- Your goal -
Work through the data line by line, gathering every line that has the word "accent".

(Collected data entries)

---------------

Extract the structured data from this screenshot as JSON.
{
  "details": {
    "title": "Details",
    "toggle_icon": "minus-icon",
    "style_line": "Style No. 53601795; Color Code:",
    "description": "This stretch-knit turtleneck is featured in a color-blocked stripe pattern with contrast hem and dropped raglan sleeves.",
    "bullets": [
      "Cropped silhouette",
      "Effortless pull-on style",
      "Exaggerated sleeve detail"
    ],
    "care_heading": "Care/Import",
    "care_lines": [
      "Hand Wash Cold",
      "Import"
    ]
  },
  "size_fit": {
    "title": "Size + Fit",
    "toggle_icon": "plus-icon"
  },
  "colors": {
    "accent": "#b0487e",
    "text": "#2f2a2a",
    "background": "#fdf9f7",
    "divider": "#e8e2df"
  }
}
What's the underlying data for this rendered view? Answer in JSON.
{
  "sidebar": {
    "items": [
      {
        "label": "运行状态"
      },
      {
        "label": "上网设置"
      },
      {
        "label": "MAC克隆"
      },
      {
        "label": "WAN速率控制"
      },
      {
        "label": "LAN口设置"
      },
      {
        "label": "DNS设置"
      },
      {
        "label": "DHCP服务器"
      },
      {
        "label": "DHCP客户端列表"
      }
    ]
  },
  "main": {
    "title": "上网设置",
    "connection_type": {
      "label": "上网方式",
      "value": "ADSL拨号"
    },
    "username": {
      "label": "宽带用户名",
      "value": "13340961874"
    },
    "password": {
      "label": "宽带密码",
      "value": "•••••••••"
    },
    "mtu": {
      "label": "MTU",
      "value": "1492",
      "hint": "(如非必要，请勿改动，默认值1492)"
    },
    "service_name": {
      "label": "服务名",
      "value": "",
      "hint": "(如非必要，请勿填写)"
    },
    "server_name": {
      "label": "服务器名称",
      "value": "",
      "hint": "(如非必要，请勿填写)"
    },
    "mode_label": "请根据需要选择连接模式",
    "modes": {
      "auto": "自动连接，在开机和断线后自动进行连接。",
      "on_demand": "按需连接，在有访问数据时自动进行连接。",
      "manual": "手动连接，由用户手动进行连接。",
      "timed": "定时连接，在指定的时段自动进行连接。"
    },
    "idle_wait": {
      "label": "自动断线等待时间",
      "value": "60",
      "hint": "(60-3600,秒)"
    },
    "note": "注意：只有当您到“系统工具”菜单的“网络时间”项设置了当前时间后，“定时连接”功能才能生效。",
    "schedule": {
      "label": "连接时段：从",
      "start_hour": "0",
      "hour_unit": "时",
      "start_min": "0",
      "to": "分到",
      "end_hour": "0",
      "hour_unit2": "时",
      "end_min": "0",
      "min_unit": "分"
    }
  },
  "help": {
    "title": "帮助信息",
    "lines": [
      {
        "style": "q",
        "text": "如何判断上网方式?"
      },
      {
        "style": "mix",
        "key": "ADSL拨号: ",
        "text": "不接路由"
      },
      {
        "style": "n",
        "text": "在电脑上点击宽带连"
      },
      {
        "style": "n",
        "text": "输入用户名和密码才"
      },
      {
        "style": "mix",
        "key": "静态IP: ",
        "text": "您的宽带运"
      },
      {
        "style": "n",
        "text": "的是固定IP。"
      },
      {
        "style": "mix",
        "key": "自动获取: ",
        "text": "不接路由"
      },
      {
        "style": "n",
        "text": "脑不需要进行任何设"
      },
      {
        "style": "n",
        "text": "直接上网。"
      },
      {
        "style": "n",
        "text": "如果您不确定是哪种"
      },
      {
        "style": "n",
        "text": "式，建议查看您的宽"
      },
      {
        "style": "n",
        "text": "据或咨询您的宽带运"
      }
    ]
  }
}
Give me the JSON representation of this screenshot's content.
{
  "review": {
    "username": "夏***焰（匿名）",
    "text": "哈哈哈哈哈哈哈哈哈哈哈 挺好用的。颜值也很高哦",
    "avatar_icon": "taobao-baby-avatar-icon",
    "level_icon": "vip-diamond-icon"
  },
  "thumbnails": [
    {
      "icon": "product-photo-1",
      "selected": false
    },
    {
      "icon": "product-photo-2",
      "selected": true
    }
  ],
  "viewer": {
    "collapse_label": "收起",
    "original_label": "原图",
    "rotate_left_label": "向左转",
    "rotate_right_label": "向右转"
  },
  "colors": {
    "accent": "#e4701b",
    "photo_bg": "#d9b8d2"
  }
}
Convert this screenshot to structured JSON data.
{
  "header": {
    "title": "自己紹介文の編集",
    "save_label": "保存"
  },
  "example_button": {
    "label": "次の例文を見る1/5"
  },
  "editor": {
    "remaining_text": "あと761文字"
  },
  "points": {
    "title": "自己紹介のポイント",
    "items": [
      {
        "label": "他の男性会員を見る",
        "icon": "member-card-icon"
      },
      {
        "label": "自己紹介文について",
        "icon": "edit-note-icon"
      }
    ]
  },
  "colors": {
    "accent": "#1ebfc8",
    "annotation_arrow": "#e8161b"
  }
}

---------------

- Written answer -
    "accent": "#b0487e",
    "accent": "#e4701b",
    "accent": "#1ebfc8",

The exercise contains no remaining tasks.